- _PROBLEM_:
Search the records below for the word "lines" and show every line where it occurs.

- _INPUT FOR THIS TASK_:
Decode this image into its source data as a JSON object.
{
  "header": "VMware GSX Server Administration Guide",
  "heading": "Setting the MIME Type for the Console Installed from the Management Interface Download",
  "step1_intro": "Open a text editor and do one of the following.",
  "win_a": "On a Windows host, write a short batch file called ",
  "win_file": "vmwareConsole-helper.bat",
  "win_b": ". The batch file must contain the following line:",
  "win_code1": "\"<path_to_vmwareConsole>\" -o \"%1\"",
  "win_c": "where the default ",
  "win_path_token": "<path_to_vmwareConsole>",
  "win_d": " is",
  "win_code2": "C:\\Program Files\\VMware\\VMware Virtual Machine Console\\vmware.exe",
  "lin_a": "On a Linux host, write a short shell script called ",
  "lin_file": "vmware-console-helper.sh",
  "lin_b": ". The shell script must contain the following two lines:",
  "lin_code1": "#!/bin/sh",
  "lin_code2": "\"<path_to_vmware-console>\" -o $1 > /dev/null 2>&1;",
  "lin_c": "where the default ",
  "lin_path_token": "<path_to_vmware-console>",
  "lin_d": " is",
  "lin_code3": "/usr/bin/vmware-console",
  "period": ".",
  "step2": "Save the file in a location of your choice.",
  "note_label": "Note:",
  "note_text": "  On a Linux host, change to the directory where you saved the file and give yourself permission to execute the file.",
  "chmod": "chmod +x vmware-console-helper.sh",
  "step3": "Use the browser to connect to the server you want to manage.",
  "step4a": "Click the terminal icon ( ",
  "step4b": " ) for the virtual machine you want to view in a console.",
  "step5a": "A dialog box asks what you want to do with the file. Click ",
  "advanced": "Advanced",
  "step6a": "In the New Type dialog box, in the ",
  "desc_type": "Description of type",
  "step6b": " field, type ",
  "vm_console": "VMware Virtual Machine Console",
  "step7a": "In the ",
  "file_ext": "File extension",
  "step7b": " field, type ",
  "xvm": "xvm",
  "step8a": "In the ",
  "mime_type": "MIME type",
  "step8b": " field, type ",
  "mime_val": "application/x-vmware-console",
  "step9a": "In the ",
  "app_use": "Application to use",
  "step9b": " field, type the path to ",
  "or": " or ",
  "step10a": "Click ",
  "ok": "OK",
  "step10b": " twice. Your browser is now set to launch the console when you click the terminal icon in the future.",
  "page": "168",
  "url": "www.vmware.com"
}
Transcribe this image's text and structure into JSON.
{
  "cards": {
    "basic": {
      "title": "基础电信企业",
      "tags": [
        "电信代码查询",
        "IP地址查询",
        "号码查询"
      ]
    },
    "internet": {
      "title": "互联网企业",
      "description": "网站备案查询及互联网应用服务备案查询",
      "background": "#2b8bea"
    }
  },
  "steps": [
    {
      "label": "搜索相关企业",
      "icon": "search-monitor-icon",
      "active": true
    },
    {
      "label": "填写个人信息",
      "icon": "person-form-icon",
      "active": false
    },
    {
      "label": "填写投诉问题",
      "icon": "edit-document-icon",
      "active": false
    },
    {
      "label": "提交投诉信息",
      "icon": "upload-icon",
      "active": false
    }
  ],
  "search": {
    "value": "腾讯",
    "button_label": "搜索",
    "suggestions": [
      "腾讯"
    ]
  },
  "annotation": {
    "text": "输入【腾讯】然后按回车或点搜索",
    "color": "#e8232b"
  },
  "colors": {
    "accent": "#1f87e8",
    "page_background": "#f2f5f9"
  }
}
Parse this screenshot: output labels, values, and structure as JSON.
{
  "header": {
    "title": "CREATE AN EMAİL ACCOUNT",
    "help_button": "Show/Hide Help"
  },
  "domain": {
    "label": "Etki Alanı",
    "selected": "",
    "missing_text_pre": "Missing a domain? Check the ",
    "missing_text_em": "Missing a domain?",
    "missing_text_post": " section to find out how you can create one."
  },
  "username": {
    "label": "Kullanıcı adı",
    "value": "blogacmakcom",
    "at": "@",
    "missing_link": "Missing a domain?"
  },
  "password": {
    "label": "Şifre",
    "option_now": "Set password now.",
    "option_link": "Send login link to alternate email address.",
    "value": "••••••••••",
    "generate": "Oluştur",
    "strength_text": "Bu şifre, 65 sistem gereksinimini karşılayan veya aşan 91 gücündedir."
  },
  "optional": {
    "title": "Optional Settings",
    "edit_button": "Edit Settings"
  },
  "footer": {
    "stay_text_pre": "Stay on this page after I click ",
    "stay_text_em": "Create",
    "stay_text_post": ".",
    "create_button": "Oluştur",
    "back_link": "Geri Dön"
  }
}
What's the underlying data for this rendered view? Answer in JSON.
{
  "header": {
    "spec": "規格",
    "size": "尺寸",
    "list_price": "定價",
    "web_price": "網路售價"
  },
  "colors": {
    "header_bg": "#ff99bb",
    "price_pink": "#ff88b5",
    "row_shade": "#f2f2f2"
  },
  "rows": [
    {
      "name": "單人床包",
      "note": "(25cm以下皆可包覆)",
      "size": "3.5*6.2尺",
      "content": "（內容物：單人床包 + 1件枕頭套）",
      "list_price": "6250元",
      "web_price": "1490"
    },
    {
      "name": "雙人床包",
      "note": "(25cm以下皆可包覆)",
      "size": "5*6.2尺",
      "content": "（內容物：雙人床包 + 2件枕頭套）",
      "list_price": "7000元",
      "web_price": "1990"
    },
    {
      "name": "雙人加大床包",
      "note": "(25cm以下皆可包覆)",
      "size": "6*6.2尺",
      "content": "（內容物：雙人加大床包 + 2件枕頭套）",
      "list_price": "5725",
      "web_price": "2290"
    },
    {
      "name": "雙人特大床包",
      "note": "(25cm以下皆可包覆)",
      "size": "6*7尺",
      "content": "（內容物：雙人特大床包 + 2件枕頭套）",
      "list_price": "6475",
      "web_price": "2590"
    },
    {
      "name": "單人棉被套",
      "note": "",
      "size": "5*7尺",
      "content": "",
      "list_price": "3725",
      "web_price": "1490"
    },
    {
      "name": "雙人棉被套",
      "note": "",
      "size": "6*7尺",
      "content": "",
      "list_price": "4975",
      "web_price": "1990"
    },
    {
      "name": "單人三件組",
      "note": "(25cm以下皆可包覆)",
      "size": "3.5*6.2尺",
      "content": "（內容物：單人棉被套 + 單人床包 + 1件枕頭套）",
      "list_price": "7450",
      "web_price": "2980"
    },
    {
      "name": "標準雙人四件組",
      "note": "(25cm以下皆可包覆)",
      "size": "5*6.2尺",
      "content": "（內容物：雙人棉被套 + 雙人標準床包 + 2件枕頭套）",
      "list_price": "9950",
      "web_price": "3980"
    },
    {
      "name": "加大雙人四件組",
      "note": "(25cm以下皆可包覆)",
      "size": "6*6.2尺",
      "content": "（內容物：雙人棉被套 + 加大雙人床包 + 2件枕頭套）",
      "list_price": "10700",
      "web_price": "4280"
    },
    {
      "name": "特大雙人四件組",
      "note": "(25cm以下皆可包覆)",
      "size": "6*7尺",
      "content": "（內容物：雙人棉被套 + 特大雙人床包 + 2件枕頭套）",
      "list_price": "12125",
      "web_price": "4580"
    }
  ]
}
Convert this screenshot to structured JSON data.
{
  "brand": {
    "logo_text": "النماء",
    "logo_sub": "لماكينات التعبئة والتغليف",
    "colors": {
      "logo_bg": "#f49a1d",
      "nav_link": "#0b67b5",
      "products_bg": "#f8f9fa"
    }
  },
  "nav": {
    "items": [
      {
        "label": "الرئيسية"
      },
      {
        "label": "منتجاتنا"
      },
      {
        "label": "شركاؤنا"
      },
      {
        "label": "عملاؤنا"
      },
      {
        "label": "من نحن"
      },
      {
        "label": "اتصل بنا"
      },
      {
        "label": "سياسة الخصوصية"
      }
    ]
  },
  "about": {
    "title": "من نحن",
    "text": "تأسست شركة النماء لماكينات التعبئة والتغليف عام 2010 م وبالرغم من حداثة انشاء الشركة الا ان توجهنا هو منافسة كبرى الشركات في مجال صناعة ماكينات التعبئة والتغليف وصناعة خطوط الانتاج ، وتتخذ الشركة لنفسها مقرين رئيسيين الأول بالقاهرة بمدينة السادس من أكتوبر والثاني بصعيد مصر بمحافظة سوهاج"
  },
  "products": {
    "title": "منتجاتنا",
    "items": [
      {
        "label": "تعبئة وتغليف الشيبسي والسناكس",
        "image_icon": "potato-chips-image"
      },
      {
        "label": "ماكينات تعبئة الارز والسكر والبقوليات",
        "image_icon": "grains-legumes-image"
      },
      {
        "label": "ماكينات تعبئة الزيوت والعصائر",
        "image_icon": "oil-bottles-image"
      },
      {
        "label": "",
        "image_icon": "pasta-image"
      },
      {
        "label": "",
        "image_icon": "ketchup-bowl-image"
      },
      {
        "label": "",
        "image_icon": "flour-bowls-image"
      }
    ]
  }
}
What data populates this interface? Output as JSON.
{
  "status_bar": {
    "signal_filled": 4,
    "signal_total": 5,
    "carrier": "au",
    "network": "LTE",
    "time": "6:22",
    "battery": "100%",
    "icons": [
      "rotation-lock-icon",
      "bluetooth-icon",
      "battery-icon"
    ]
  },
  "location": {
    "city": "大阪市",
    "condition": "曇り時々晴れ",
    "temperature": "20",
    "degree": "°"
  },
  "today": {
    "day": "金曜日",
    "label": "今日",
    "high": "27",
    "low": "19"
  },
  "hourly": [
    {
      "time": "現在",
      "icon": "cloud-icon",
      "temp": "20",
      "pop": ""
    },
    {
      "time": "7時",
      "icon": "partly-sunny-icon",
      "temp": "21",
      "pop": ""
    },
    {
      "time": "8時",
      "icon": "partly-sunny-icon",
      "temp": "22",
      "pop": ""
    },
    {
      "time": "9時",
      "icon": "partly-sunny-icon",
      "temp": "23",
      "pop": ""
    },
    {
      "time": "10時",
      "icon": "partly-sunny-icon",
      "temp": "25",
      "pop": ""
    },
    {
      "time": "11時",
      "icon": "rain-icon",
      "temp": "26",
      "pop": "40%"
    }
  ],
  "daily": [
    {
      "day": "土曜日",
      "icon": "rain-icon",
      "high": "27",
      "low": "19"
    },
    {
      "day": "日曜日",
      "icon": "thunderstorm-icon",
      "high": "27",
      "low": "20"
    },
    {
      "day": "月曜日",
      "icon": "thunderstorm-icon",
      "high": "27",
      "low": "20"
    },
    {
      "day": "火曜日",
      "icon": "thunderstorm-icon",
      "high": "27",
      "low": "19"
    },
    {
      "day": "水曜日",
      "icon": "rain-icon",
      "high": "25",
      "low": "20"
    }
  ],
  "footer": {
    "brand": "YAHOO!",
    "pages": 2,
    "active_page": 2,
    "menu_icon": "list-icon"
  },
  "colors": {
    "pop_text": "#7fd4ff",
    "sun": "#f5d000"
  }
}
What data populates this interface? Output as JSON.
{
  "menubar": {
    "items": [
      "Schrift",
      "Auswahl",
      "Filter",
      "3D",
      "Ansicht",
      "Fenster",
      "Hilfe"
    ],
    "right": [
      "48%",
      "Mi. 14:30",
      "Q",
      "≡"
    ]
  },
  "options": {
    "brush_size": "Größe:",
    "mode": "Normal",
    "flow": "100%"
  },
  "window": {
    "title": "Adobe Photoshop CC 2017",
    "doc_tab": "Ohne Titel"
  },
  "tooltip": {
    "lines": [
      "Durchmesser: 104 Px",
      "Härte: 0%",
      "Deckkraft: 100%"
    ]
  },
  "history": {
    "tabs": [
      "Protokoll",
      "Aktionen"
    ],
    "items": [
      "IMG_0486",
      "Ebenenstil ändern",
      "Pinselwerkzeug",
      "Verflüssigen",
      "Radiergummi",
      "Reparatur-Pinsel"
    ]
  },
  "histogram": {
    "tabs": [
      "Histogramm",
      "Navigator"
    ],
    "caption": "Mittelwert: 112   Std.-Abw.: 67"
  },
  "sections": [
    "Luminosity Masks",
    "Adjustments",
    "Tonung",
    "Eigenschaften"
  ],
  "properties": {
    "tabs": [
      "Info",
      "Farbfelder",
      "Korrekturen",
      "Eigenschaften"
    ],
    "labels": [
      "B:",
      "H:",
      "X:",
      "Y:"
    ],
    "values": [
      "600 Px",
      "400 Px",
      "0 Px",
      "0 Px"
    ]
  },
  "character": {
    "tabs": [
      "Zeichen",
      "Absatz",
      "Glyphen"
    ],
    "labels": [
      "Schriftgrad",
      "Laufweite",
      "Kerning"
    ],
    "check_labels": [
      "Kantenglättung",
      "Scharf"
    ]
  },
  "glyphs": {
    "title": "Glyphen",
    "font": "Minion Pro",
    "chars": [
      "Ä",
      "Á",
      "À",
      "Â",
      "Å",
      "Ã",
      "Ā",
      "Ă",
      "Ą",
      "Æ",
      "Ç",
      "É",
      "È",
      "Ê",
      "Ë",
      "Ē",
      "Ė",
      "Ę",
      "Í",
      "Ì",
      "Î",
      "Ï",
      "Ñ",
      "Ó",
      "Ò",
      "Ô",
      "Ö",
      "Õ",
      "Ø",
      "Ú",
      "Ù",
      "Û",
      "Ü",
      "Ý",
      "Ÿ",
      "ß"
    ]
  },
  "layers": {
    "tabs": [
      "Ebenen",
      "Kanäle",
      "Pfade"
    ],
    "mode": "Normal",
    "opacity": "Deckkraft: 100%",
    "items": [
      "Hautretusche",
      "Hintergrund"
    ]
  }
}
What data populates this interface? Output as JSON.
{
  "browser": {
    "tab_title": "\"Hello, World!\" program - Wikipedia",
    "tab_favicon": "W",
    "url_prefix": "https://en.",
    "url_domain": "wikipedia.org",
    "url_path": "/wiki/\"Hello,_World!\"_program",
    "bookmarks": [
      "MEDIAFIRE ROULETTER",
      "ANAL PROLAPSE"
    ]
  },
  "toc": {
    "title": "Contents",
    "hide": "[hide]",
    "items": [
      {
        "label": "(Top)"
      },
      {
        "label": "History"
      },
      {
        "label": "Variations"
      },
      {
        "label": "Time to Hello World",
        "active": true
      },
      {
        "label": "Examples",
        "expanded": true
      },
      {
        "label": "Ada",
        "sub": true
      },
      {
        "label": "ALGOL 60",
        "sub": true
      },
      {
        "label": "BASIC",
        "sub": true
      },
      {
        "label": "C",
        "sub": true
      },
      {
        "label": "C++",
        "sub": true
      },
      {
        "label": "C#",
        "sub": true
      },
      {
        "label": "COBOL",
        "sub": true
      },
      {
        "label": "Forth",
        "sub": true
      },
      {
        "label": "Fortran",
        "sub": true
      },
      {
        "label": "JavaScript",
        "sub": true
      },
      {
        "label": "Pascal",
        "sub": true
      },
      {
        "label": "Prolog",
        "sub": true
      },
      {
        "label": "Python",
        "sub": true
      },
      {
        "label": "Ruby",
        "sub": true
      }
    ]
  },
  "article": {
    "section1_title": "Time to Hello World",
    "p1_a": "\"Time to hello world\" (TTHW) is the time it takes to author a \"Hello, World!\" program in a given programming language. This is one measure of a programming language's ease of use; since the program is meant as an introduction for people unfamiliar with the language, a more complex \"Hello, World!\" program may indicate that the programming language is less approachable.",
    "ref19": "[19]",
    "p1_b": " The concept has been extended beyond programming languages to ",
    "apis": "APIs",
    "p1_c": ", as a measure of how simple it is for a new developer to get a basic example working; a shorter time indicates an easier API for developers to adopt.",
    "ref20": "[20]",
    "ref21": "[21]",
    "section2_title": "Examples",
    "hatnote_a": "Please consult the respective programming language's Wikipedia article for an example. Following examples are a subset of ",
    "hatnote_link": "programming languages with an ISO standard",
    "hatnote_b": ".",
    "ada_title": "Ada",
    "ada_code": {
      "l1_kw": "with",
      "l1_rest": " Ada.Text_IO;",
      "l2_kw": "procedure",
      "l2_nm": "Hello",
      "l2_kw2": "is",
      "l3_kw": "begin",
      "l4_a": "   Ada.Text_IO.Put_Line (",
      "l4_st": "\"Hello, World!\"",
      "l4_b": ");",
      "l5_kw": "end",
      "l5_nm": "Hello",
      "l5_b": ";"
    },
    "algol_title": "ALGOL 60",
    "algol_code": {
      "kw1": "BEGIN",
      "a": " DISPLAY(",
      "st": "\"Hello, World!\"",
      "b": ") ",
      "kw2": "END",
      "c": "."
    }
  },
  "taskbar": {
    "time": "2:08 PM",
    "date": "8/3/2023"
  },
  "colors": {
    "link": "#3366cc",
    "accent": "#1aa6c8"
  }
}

- _RESULT BELOW_:
  "lin_b": ". The shell script must contain the following two lines:",
    "lines": [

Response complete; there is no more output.